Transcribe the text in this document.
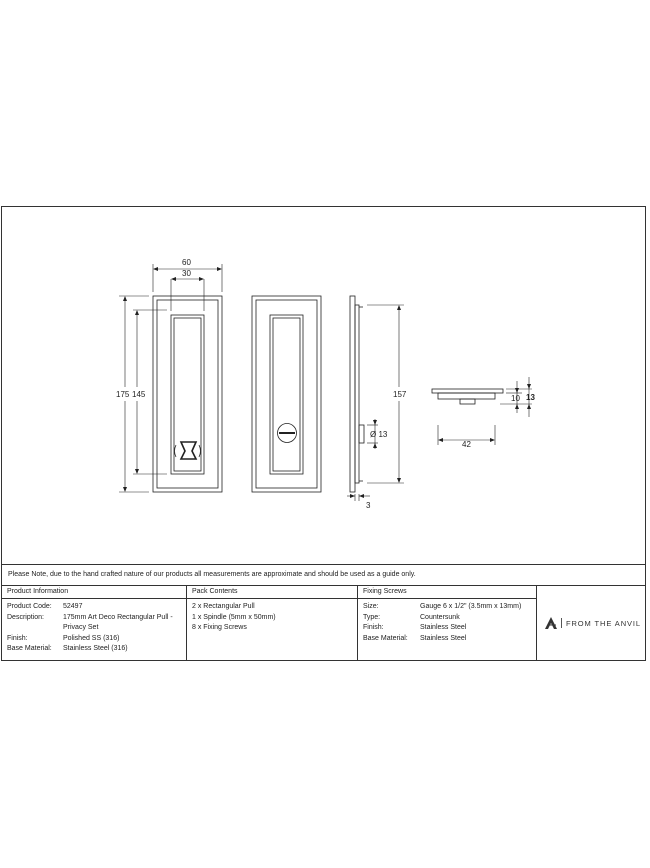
60
30
175 145	157
Ø 13
3
10 13
42
Please Note, due to the hand crafted nature of our products all measurements are approximate and should be used as a guide only.
Product Information
Product Code:	52497
Description:	175mm Art Deco Rectangular Pull - Privacy Set
Finish:	Polished SS (316)
Base Material:	Stainless Steel (316)
Pack Contents
2 x Rectangular Pull
1 x Spindle (5mm x 50mm)
8 x Fixing Screws
Fixing Screws
Size:	Gauge 6 x 1/2" (3.5mm x 13mm)
Type:	Countersunk
Finish:	Stainless Steel
Base Material:	Stainless Steel
FROM THE ANVIL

:: GIVEN REQUEST ::
Keep the pictures out and write out the records exactly.

:: RESPONSE BELOW ::
Transcribe the text in this document.
60
30
175 145	157
Ø 13
3
10 13
42
Please Note, due to the hand crafted nature of our products all measurements are approximate and should be used as a guide only.
Product Information
Product Code:	52497
Description:	175mm Art Deco Rectangular Pull - Privacy Set
Finish:	Polished SS (316)
Base Material:	Stainless Steel (316)
Pack Contents
2 x Rectangular Pull
1 x Spindle (5mm x 50mm)
8 x Fixing Screws
Fixing Screws
Size:	Gauge 6 x 1/2" (3.5mm x 13mm)
Type:	Countersunk
Finish:	Stainless Steel
Base Material:	Stainless Steel
FROM THE ANVIL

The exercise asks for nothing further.